### EXERCISE DETAILS
Pick out all lines with the word "товаров" from the records that follow.

### PROVIDED MATERIAL
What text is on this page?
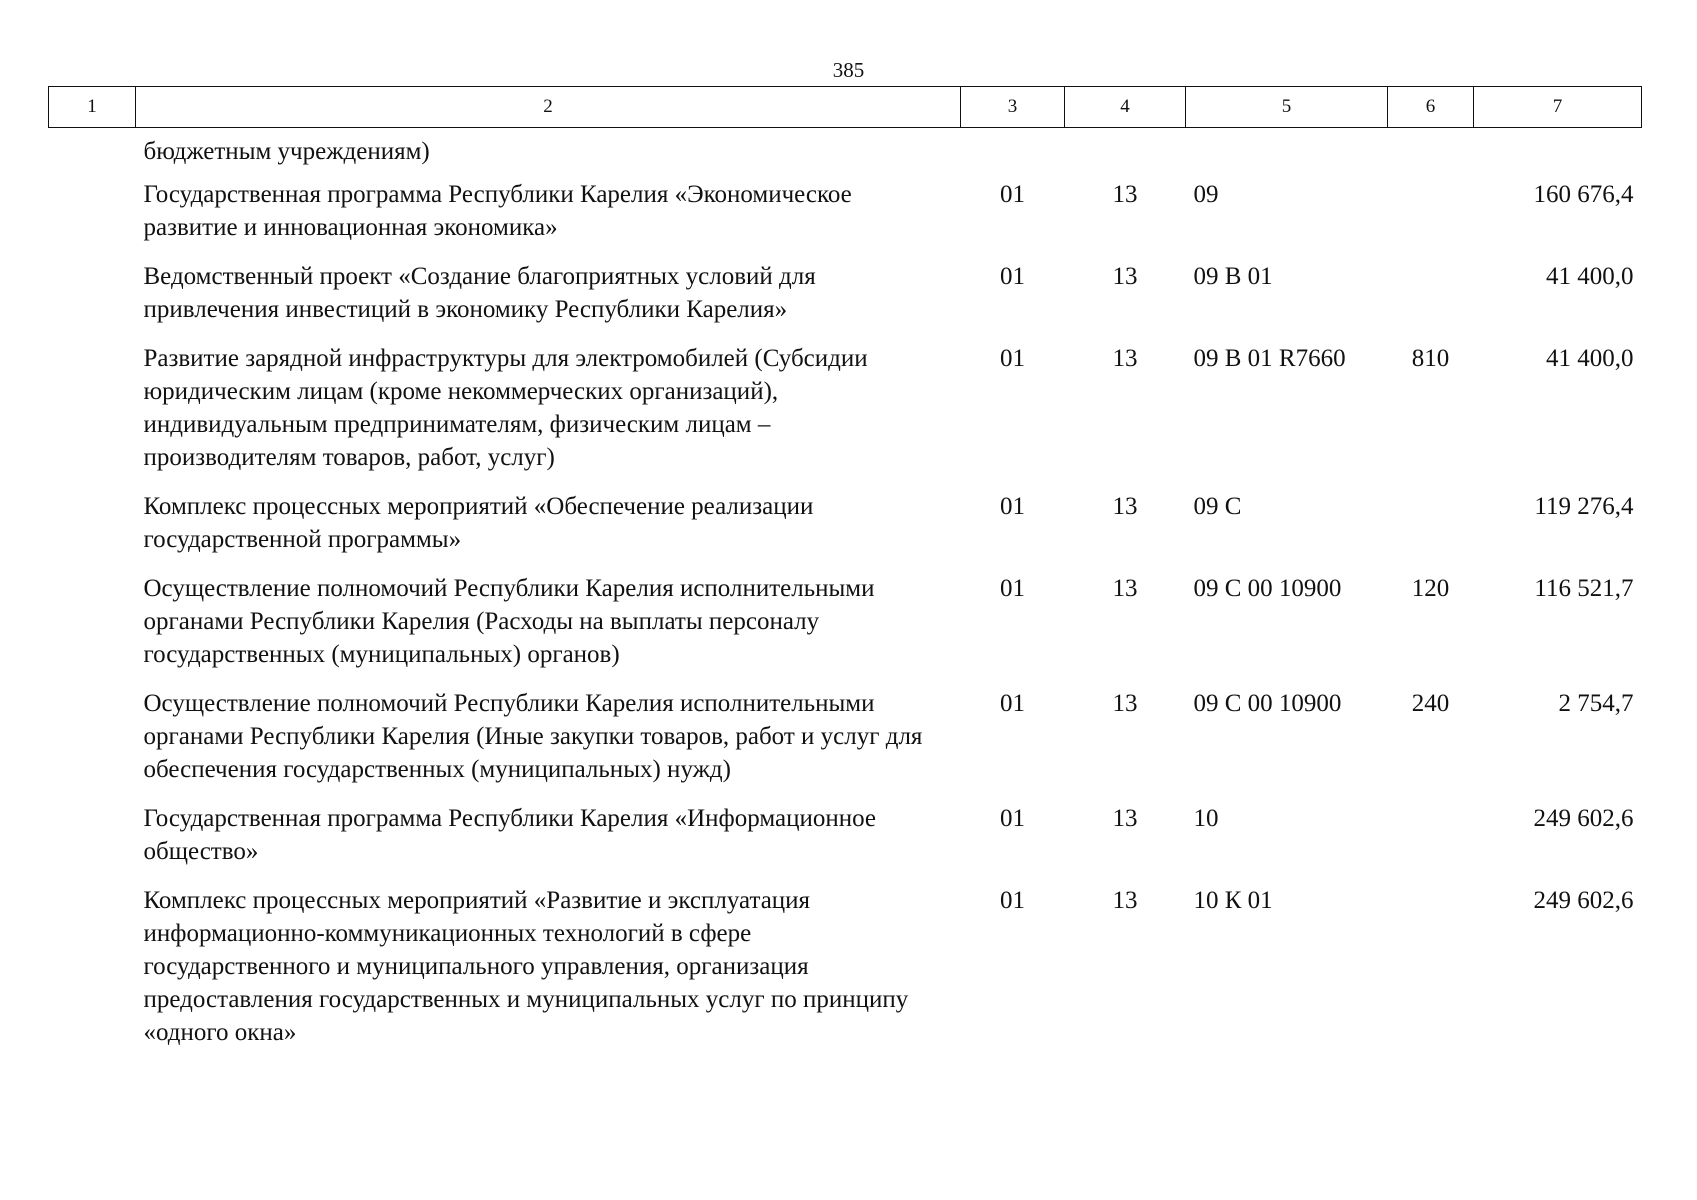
385
1	2	3	4	5	6	7
	бюджетным учреждениям)					
	Государственная программа Республики Карелия «Экономическое развитие и инновационная экономика»	01	13	09		160 676,4
	Ведомственный проект «Создание благоприятных условий для привлечения инвестиций в экономику Республики Карелия»	01	13	09 В 01		41 400,0
	Развитие зарядной инфраструктуры для электромобилей (Субсидии юридическим лицам (кроме некоммерческих организаций), индивидуальным предпринимателям, физическим лицам – производителям товаров, работ, услуг)	01	13	09 В 01 R7660	810	41 400,0
	Комплекс процессных мероприятий «Обеспечение реализации государственной программы»	01	13	09 С		119 276,4
	Осуществление полномочий Республики Карелия исполнительными органами Республики Карелия (Расходы на выплаты персоналу государственных (муниципальных) органов)	01	13	09 С 00 10900	120	116 521,7
	Осуществление полномочий Республики Карелия исполнительными органами Республики Карелия (Иные закупки товаров, работ и услуг для обеспечения государственных (муниципальных) нужд)	01	13	09 С 00 10900	240	2 754,7
	Государственная программа Республики Карелия «Информационное общество»	01	13	10		249 602,6
	Комплекс процессных мероприятий «Развитие и эксплуатация информационно-коммуникационных технологий в сфере государственного и муниципального управления, организация предоставления государственных и муниципальных услуг по принципу «одного окна»	01	13	10 К 01		249 602,6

### EXPECTED ANSWER
	Развитие зарядной инфраструктуры для электромобилей (Субсидии юридическим лицам (кроме некоммерческих организаций), индивидуальным предпринимателям, физическим лицам – производителям товаров, работ, услуг)	01	13	09 В 01 R7660	810	41 400,0
	Осуществление полномочий Республики Карелия исполнительными органами Республики Карелия (Иные закупки товаров, работ и услуг для обеспечения государственных (муниципальных) нужд)	01	13	09 С 00 10900	240	2 754,7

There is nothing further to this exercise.